◆ **Given exercise**
Retype all the records with nothing changed.

--------------------------------

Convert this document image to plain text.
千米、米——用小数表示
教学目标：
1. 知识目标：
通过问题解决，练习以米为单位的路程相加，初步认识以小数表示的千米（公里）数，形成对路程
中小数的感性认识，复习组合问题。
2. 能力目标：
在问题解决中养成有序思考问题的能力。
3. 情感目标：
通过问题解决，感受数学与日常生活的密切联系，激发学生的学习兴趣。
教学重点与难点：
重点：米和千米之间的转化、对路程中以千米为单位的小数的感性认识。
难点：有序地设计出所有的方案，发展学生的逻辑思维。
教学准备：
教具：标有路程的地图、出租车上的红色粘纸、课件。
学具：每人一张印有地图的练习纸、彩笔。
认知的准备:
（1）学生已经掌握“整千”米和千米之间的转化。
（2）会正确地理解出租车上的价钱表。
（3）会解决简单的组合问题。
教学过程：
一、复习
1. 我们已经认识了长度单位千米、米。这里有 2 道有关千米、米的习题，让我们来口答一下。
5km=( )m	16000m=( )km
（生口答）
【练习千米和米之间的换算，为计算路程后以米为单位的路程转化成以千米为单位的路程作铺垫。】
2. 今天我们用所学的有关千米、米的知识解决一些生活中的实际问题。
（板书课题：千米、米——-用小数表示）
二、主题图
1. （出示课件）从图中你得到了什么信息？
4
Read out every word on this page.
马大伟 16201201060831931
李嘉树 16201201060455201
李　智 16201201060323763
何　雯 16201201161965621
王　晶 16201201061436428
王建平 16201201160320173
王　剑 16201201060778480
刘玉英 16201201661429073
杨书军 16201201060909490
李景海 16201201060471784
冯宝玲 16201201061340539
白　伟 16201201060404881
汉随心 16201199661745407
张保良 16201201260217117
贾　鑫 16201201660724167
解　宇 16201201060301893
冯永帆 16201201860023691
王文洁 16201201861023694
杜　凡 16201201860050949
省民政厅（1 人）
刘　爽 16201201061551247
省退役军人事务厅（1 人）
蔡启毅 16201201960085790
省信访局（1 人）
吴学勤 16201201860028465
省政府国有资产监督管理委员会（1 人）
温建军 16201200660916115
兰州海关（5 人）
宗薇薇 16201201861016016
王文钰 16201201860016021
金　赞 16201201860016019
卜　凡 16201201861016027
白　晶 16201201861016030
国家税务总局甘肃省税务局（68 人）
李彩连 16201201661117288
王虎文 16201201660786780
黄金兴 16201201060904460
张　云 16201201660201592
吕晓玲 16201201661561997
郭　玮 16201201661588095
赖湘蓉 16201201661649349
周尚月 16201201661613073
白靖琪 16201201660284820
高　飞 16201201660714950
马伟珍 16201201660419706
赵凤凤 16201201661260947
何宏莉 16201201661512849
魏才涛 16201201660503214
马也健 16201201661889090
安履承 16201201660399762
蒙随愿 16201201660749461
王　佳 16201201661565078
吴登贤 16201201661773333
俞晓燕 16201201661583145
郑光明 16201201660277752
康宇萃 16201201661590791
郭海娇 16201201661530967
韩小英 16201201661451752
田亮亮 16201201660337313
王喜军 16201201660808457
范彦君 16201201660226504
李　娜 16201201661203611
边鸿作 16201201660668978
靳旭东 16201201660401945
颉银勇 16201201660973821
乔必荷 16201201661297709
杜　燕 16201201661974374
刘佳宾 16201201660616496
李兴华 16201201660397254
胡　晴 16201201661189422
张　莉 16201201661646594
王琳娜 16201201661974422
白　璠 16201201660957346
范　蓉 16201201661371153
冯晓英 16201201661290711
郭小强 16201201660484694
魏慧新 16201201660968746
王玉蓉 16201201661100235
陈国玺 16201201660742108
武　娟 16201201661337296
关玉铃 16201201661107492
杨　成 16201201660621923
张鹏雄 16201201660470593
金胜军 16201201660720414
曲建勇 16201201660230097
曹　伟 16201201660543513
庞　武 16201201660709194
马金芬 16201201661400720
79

--------------------------------

◆ **Finished answer**
Convert this document image to plain text.
千米、米——用小数表示
教学目标：
1. 知识目标：
通过问题解决，练习以米为单位的路程相加，初步认识以小数表示的千米（公里）数，形成对路程
中小数的感性认识，复习组合问题。
2. 能力目标：
在问题解决中养成有序思考问题的能力。
3. 情感目标：
通过问题解决，感受数学与日常生活的密切联系，激发学生的学习兴趣。
教学重点与难点：
重点：米和千米之间的转化、对路程中以千米为单位的小数的感性认识。
难点：有序地设计出所有的方案，发展学生的逻辑思维。
教学准备：
教具：标有路程的地图、出租车上的红色粘纸、课件。
学具：每人一张印有地图的练习纸、彩笔。
认知的准备:
（1）学生已经掌握“整千”米和千米之间的转化。
（2）会正确地理解出租车上的价钱表。
（3）会解决简单的组合问题。
教学过程：
一、复习
1. 我们已经认识了长度单位千米、米。这里有 2 道有关千米、米的习题，让我们来口答一下。
5km=( )m	16000m=( )km
（生口答）
【练习千米和米之间的换算，为计算路程后以米为单位的路程转化成以千米为单位的路程作铺垫。】
2. 今天我们用所学的有关千米、米的知识解决一些生活中的实际问题。
（板书课题：千米、米——-用小数表示）
二、主题图
1. （出示课件）从图中你得到了什么信息？
4
Read out every word on this page.
马大伟 16201201060831931
李嘉树 16201201060455201
李　智 16201201060323763
何　雯 16201201161965621
王　晶 16201201061436428
王建平 16201201160320173
王　剑 16201201060778480
刘玉英 16201201661429073
杨书军 16201201060909490
李景海 16201201060471784
冯宝玲 16201201061340539
白　伟 16201201060404881
汉随心 16201199661745407
张保良 16201201260217117
贾　鑫 16201201660724167
解　宇 16201201060301893
冯永帆 16201201860023691
王文洁 16201201861023694
杜　凡 16201201860050949
省民政厅（1 人）
刘　爽 16201201061551247
省退役军人事务厅（1 人）
蔡启毅 16201201960085790
省信访局（1 人）
吴学勤 16201201860028465
省政府国有资产监督管理委员会（1 人）
温建军 16201200660916115
兰州海关（5 人）
宗薇薇 16201201861016016
王文钰 16201201860016021
金　赞 16201201860016019
卜　凡 16201201861016027
白　晶 16201201861016030
国家税务总局甘肃省税务局（68 人）
李彩连 16201201661117288
王虎文 16201201660786780
黄金兴 16201201060904460
张　云 16201201660201592
吕晓玲 16201201661561997
郭　玮 16201201661588095
赖湘蓉 16201201661649349
周尚月 16201201661613073
白靖琪 16201201660284820
高　飞 16201201660714950
马伟珍 16201201660419706
赵凤凤 16201201661260947
何宏莉 16201201661512849
魏才涛 16201201660503214
马也健 16201201661889090
安履承 16201201660399762
蒙随愿 16201201660749461
王　佳 16201201661565078
吴登贤 16201201661773333
俞晓燕 16201201661583145
郑光明 16201201660277752
康宇萃 16201201661590791
郭海娇 16201201661530967
韩小英 16201201661451752
田亮亮 16201201660337313
王喜军 16201201660808457
范彦君 16201201660226504
李　娜 16201201661203611
边鸿作 16201201660668978
靳旭东 16201201660401945
颉银勇 16201201660973821
乔必荷 16201201661297709
杜　燕 16201201661974374
刘佳宾 16201201660616496
李兴华 16201201660397254
胡　晴 16201201661189422
张　莉 16201201661646594
王琳娜 16201201661974422
白　璠 16201201660957346
范　蓉 16201201661371153
冯晓英 16201201661290711
郭小强 16201201660484694
魏慧新 16201201660968746
王玉蓉 16201201661100235
陈国玺 16201201660742108
武　娟 16201201661337296
关玉铃 16201201661107492
杨　成 16201201660621923
张鹏雄 16201201660470593
金胜军 16201201660720414
曲建勇 16201201660230097
曹　伟 16201201660543513
庞　武 16201201660709194
马金芬 16201201661400720
79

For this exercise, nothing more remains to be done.